Required work - Say how many lines contain "this", using only the number.

=== Exercise materials ===

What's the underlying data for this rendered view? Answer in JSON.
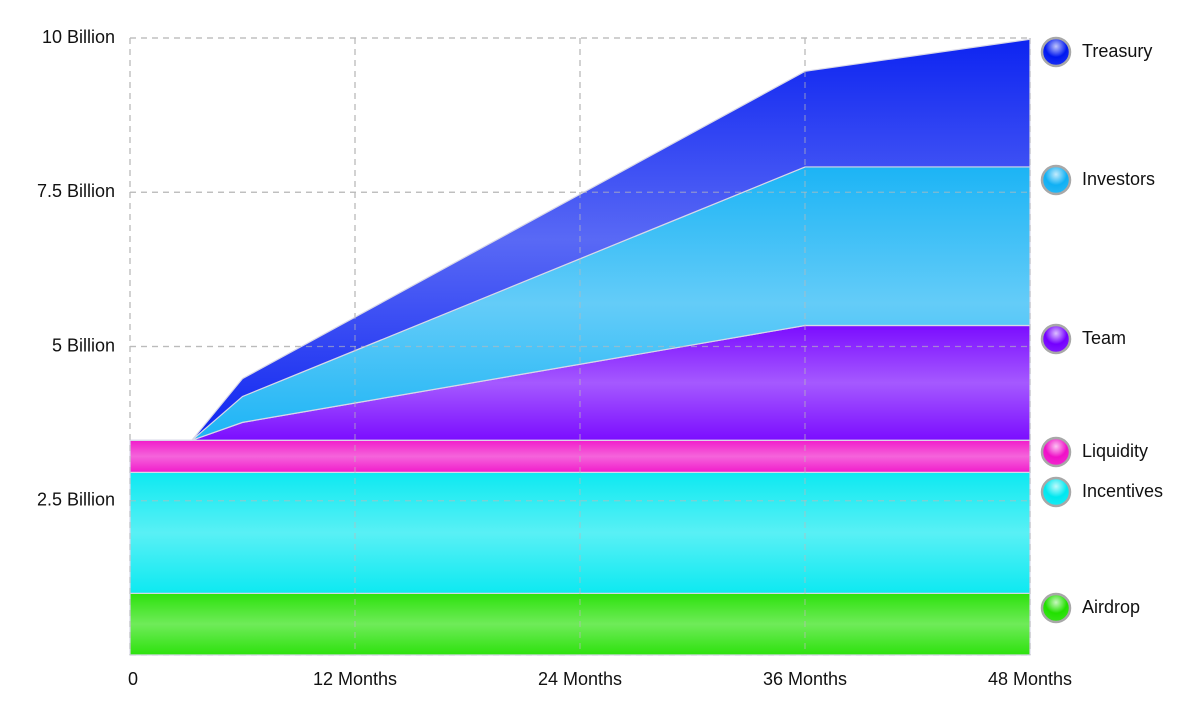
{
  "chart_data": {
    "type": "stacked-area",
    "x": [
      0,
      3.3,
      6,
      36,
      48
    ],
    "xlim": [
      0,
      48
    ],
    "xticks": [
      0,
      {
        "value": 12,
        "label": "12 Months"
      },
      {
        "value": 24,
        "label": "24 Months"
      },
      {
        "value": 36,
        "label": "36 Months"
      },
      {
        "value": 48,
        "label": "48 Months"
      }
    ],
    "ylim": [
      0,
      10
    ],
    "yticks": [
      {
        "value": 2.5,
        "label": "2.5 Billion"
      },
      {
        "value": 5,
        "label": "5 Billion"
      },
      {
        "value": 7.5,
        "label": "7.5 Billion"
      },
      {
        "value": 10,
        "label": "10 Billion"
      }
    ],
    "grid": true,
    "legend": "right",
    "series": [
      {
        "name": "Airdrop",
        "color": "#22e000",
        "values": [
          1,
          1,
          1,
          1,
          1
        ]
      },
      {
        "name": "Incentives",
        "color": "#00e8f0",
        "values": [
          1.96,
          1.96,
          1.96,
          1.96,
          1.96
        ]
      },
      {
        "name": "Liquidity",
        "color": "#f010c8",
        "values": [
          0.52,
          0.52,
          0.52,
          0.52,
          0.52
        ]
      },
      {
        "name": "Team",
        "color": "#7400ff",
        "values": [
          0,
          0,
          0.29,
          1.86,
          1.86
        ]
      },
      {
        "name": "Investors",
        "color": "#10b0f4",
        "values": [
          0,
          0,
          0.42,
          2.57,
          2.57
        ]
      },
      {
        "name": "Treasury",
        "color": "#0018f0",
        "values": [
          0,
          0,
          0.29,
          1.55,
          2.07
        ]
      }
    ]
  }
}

===
=== Exercise materials ===

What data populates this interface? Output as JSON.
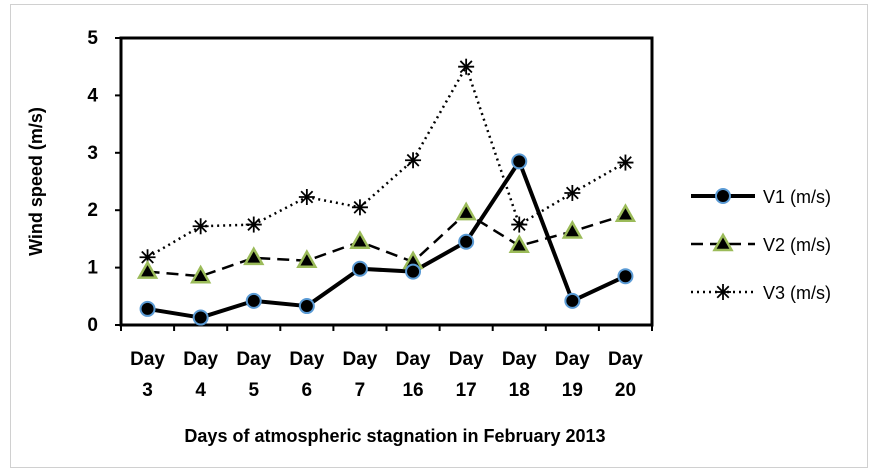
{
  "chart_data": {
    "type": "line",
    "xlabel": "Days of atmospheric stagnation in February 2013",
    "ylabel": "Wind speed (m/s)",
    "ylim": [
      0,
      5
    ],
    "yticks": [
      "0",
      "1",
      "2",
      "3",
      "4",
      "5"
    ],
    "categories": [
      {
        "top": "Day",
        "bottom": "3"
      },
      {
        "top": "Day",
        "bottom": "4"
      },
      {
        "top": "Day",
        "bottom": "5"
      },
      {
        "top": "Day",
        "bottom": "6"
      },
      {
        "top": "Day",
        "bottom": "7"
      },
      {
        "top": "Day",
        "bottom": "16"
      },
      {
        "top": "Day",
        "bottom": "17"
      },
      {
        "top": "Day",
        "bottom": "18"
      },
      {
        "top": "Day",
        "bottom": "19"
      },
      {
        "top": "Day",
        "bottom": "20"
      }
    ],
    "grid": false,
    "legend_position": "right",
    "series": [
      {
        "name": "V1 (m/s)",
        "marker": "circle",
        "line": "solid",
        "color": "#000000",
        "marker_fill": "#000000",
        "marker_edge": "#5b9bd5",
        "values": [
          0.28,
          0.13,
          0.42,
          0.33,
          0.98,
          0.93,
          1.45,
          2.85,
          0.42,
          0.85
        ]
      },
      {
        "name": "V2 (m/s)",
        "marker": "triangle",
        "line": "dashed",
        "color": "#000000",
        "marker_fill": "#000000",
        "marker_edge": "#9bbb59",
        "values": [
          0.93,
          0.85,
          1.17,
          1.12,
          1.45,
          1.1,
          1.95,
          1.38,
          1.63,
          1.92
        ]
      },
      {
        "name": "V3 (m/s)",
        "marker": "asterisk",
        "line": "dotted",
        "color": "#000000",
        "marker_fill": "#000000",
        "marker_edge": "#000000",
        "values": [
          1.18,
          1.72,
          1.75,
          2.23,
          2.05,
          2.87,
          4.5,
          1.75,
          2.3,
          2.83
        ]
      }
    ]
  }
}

===

Correct response - 2